##### RECORDED INFORMATION

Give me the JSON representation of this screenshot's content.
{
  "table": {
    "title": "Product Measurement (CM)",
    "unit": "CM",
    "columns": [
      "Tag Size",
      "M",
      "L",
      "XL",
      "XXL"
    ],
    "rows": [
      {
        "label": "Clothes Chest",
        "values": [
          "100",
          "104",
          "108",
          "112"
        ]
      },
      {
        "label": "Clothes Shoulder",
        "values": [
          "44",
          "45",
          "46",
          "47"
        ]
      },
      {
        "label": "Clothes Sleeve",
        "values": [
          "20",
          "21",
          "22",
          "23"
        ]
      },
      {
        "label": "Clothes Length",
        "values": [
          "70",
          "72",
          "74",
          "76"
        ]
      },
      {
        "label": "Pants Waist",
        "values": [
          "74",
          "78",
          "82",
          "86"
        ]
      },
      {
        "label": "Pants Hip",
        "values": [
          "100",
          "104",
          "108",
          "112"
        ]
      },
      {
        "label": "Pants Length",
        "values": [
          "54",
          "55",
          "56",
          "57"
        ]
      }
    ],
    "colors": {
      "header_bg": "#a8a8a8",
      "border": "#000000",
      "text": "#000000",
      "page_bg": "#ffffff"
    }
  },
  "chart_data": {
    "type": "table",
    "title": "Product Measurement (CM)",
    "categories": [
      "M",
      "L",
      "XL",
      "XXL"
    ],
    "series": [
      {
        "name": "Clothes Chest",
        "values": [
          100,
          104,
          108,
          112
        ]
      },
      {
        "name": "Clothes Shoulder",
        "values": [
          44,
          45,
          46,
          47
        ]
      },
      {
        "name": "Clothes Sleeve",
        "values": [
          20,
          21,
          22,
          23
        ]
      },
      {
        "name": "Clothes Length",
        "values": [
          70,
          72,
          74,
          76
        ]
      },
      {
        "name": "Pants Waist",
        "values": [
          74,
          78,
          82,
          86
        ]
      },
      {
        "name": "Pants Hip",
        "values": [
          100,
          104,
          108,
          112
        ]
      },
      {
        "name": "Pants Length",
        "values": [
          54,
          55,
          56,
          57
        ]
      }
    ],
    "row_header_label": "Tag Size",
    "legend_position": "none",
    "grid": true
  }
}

##########

WORK REQUIRED: Extract the complete listing verbatim.

ANSWER BELOW:
Give me the JSON representation of this screenshot's content.
{
  "table": {
    "title": "Product Measurement (CM)",
    "unit": "CM",
    "columns": [
      "Tag Size",
      "M",
      "L",
      "XL",
      "XXL"
    ],
    "rows": [
      {
        "label": "Clothes Chest",
        "values": [
          "100",
          "104",
          "108",
          "112"
        ]
      },
      {
        "label": "Clothes Shoulder",
        "values": [
          "44",
          "45",
          "46",
          "47"
        ]
      },
      {
        "label": "Clothes Sleeve",
        "values": [
          "20",
          "21",
          "22",
          "23"
        ]
      },
      {
        "label": "Clothes Length",
        "values": [
          "70",
          "72",
          "74",
          "76"
        ]
      },
      {
        "label": "Pants Waist",
        "values": [
          "74",
          "78",
          "82",
          "86"
        ]
      },
      {
        "label": "Pants Hip",
        "values": [
          "100",
          "104",
          "108",
          "112"
        ]
      },
      {
        "label": "Pants Length",
        "values": [
          "54",
          "55",
          "56",
          "57"
        ]
      }
    ],
    "colors": {
      "header_bg": "#a8a8a8",
      "border": "#000000",
      "text": "#000000",
      "page_bg": "#ffffff"
    }
  },
  "chart_data": {
    "type": "table",
    "title": "Product Measurement (CM)",
    "categories": [
      "M",
      "L",
      "XL",
      "XXL"
    ],
    "series": [
      {
        "name": "Clothes Chest",
        "values": [
          100,
          104,
          108,
          112
        ]
      },
      {
        "name": "Clothes Shoulder",
        "values": [
          44,
          45,
          46,
          47
        ]
      },
      {
        "name": "Clothes Sleeve",
        "values": [
          20,
          21,
          22,
          23
        ]
      },
      {
        "name": "Clothes Length",
        "values": [
          70,
          72,
          74,
          76
        ]
      },
      {
        "name": "Pants Waist",
        "values": [
          74,
          78,
          82,
          86
        ]
      },
      {
        "name": "Pants Hip",
        "values": [
          100,
          104,
          108,
          112
        ]
      },
      {
        "name": "Pants Length",
        "values": [
          54,
          55,
          56,
          57
        ]
      }
    ],
    "row_header_label": "Tag Size",
    "legend_position": "none",
    "grid": true
  }
}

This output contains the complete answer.